**TAREAS PENDIENTES**
A) Según el texto sobre consejos para las clases con niños, ¿por qué conviene hacer pausas cada diez minutos? Responde en una a tres oraciones.
B) Contesta estas preguntas sobre el texto sobre consejos para las clases con niños:
(i) ¿Qué se propone hacer al principio de la clase para refrescar contenidos?
(ii) ¿Qué recursos se mencionan para romper la monotonía de la clase?
(iii) En los trabajos en grupo, ¿qué deben comentar en voz alta los alumnos una vez finalizada cada tarea?
━━━ TEXTO FUENTE
Haciendo preguntas, aunque sean sencillas, es suficiente para atraer la curiosidad de los más pequeños.
Un pequeño control al principio de la clase sobre lo que se dio el día anterior, es suficiente para refrescar contenidos.
La utilización de videos, presentaciones de PowerPoint, imágenes y audios puede romper la monotonía de la clase. ¡No esperes más para probarlo!
Que los niños se conozcan unos a otros es ideal para que puedan ayudarse mutuamente en el futuro. Se pueden hacer tarjetas con preguntas simples como, ¿de dónde eres?, ¿qué programas o dibujos te gustan de la TV?, ¿qué hobbies tienes?… etc. Mientras uno de ellos las va contestando, el otro puede ir escribiéndolas para luego compartirlo con los demás.
Hablar sin parar durante toda la clase puede hacer que los niños estén despistados y no presten atención. Haz pausas cada diez minutos para que los alumnos puedan hablar entre ellos sobre dudas o problemas que hayan tenido con la explicación, y así puedan también responderse unos a otros.
Hacer trabajos en grupo es una buena manera de fomentar la colaboración entre todos. Pon límites de tiempo a cada tarea y, una vez finalizada, haz que comenten en voz alta los problemas que han encontrado y cómo han podido solucionarlo.
━━━━━━
━━━ EXTRACTOS DE FILAS
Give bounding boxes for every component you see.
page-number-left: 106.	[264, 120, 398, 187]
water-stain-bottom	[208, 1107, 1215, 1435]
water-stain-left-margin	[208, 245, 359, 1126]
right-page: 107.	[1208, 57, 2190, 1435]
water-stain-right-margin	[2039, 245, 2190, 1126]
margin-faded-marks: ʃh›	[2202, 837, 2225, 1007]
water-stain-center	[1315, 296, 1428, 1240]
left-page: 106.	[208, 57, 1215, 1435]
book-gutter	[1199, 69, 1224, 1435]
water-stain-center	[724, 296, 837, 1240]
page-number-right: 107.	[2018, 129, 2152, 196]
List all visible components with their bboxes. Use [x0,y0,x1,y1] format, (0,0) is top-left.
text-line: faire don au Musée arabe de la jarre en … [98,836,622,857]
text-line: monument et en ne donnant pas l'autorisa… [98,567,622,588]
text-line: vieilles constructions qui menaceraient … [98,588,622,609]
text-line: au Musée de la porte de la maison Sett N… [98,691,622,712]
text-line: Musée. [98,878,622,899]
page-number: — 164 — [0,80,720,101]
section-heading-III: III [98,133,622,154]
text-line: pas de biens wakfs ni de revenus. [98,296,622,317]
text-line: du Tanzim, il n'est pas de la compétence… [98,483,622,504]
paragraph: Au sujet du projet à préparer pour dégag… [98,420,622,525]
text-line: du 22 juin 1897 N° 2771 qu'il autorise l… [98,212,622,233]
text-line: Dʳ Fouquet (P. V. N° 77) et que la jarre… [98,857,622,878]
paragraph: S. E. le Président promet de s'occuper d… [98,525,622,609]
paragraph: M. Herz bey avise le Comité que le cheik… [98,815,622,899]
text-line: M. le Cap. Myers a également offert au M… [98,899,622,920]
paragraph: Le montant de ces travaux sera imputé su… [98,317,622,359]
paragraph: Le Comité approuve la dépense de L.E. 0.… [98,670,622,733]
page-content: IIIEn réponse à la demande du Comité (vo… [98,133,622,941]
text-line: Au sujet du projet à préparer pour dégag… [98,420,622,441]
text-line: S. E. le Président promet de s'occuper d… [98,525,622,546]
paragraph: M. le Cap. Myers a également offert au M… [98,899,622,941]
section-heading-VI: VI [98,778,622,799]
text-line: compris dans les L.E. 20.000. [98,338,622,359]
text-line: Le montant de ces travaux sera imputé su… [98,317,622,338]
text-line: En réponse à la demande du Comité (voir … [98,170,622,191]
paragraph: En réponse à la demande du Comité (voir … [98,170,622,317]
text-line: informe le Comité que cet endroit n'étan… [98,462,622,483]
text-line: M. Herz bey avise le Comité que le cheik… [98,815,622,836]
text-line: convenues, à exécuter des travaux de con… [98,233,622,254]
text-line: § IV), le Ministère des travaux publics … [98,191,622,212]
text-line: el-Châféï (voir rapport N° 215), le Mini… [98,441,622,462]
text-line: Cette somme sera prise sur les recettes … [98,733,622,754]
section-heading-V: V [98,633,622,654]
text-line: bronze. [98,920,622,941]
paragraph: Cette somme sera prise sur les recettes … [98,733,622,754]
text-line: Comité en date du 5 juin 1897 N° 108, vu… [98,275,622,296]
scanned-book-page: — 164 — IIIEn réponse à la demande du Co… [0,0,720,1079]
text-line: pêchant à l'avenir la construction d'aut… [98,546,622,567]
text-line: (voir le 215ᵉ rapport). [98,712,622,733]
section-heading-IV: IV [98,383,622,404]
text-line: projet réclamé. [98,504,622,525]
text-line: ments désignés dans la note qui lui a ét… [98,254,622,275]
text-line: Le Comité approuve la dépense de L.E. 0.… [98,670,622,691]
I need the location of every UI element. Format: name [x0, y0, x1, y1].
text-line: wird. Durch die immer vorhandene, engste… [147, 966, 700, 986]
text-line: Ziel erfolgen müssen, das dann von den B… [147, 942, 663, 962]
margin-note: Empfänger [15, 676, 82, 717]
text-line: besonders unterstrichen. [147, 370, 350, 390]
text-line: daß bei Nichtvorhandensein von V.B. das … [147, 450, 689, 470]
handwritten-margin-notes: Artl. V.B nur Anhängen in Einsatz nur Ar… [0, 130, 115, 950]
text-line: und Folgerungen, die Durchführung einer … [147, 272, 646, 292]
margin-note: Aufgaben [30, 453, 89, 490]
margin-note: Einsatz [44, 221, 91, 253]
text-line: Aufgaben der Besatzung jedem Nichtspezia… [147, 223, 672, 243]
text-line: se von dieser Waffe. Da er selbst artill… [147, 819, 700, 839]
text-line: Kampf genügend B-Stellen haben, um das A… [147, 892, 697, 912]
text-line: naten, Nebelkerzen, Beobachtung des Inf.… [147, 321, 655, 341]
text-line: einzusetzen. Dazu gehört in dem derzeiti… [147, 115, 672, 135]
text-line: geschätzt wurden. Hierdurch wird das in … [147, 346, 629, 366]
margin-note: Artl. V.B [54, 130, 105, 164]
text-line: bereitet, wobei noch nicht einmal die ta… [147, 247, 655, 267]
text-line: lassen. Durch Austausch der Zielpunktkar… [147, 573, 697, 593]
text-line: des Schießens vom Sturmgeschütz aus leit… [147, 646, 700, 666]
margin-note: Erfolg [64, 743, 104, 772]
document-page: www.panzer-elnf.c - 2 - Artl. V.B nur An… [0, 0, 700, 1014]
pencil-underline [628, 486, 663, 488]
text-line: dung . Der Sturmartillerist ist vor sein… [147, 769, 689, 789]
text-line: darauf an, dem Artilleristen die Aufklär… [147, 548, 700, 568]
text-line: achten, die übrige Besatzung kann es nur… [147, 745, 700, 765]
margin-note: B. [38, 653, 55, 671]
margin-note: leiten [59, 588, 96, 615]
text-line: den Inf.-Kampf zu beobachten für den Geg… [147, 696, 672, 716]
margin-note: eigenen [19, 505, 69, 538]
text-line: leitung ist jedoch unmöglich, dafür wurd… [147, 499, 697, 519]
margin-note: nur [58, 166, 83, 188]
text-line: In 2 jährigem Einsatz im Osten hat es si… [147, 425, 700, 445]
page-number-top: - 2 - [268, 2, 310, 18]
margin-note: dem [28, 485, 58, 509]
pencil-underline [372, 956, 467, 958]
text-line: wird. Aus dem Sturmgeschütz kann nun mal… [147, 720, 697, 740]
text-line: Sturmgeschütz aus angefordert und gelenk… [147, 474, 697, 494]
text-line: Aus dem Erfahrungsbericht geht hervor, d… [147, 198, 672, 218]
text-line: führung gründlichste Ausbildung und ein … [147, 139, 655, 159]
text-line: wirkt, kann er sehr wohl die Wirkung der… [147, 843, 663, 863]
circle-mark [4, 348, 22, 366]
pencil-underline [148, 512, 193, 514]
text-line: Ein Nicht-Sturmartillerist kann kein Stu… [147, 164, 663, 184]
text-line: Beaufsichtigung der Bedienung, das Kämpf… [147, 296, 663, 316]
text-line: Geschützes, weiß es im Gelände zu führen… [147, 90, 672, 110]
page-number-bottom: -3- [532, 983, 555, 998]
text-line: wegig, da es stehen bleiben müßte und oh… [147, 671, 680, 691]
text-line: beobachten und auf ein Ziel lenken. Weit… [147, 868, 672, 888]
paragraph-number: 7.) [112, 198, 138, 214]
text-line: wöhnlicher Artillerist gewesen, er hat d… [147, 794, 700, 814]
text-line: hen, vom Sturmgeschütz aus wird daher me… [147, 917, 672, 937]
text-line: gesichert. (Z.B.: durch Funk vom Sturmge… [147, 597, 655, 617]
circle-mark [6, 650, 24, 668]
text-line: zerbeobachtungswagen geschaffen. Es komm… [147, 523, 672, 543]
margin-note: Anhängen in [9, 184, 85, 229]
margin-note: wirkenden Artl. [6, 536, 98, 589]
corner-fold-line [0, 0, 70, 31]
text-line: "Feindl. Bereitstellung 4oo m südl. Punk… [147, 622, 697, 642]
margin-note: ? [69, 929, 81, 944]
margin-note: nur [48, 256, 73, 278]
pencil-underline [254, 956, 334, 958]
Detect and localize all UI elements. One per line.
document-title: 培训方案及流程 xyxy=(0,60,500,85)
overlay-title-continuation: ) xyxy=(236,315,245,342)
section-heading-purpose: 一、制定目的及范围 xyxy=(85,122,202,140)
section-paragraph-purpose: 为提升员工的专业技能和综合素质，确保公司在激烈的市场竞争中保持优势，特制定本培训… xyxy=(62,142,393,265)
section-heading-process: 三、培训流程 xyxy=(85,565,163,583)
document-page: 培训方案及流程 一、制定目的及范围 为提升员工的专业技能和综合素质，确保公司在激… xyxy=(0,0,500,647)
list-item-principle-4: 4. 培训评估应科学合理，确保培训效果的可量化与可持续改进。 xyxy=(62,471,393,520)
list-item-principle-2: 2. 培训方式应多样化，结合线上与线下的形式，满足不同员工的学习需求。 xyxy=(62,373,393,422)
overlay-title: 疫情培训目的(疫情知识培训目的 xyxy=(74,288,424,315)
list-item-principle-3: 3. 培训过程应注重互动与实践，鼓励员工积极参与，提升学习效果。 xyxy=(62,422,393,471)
━━━━━━
**RESPUESTAS EN ORDEN**
A) Hablar sin parar durante toda la clase puede hacer que los niños se despisten y no presten atención. Las pausas permiten que los alumnos hablen entre ellos sobre las dudas o los problemas que hayan tenido con la explicación y que se respondan unos a otros.

B)
(i) Un pequeño control sobre lo que se dio el día anterior.
(ii) Videos, presentaciones de PowerPoint, imágenes y audios.
(iii) Los problemas que han encontrado y cómo han podido solucionarlos.